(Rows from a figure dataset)

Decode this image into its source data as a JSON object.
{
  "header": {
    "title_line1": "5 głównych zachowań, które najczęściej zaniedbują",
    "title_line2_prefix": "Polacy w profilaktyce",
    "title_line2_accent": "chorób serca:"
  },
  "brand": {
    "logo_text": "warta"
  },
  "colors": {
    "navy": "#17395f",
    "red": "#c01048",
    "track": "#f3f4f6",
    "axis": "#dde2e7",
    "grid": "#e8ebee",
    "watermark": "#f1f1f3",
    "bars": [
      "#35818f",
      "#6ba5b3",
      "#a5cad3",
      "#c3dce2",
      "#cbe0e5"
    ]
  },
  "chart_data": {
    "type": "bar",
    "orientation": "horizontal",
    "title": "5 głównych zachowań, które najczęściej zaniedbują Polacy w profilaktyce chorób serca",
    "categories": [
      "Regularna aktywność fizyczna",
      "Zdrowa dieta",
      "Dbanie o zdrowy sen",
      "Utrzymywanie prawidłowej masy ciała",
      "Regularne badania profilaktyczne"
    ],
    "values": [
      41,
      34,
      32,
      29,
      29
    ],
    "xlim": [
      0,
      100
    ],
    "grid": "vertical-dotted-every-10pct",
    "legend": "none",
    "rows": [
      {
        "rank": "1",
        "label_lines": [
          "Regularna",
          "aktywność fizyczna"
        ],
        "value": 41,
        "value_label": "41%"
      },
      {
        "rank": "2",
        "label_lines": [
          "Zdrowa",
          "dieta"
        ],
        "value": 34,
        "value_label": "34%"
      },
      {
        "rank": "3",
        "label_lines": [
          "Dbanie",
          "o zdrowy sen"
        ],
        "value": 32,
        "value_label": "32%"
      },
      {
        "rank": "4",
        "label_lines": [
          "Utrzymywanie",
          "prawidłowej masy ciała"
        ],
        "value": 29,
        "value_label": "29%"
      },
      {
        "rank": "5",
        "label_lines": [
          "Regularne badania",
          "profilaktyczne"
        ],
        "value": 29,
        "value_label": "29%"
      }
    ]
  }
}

» Required work
Restate the data above exactly, keeping each word as it stands.

» Task result
Decode this image into its source data as a JSON object.
{
  "header": {
    "title_line1": "5 głównych zachowań, które najczęściej zaniedbują",
    "title_line2_prefix": "Polacy w profilaktyce",
    "title_line2_accent": "chorób serca:"
  },
  "brand": {
    "logo_text": "warta"
  },
  "colors": {
    "navy": "#17395f",
    "red": "#c01048",
    "track": "#f3f4f6",
    "axis": "#dde2e7",
    "grid": "#e8ebee",
    "watermark": "#f1f1f3",
    "bars": [
      "#35818f",
      "#6ba5b3",
      "#a5cad3",
      "#c3dce2",
      "#cbe0e5"
    ]
  },
  "chart_data": {
    "type": "bar",
    "orientation": "horizontal",
    "title": "5 głównych zachowań, które najczęściej zaniedbują Polacy w profilaktyce chorób serca",
    "categories": [
      "Regularna aktywność fizyczna",
      "Zdrowa dieta",
      "Dbanie o zdrowy sen",
      "Utrzymywanie prawidłowej masy ciała",
      "Regularne badania profilaktyczne"
    ],
    "values": [
      41,
      34,
      32,
      29,
      29
    ],
    "xlim": [
      0,
      100
    ],
    "grid": "vertical-dotted-every-10pct",
    "legend": "none",
    "rows": [
      {
        "rank": "1",
        "label_lines": [
          "Regularna",
          "aktywność fizyczna"
        ],
        "value": 41,
        "value_label": "41%"
      },
      {
        "rank": "2",
        "label_lines": [
          "Zdrowa",
          "dieta"
        ],
        "value": 34,
        "value_label": "34%"
      },
      {
        "rank": "3",
        "label_lines": [
          "Dbanie",
          "o zdrowy sen"
        ],
        "value": 32,
        "value_label": "32%"
      },
      {
        "rank": "4",
        "label_lines": [
          "Utrzymywanie",
          "prawidłowej masy ciała"
        ],
        "value": 29,
        "value_label": "29%"
      },
      {
        "rank": "5",
        "label_lines": [
          "Regularne badania",
          "profilaktyczne"
        ],
        "value": 29,
        "value_label": "29%"
      }
    ]
  }
}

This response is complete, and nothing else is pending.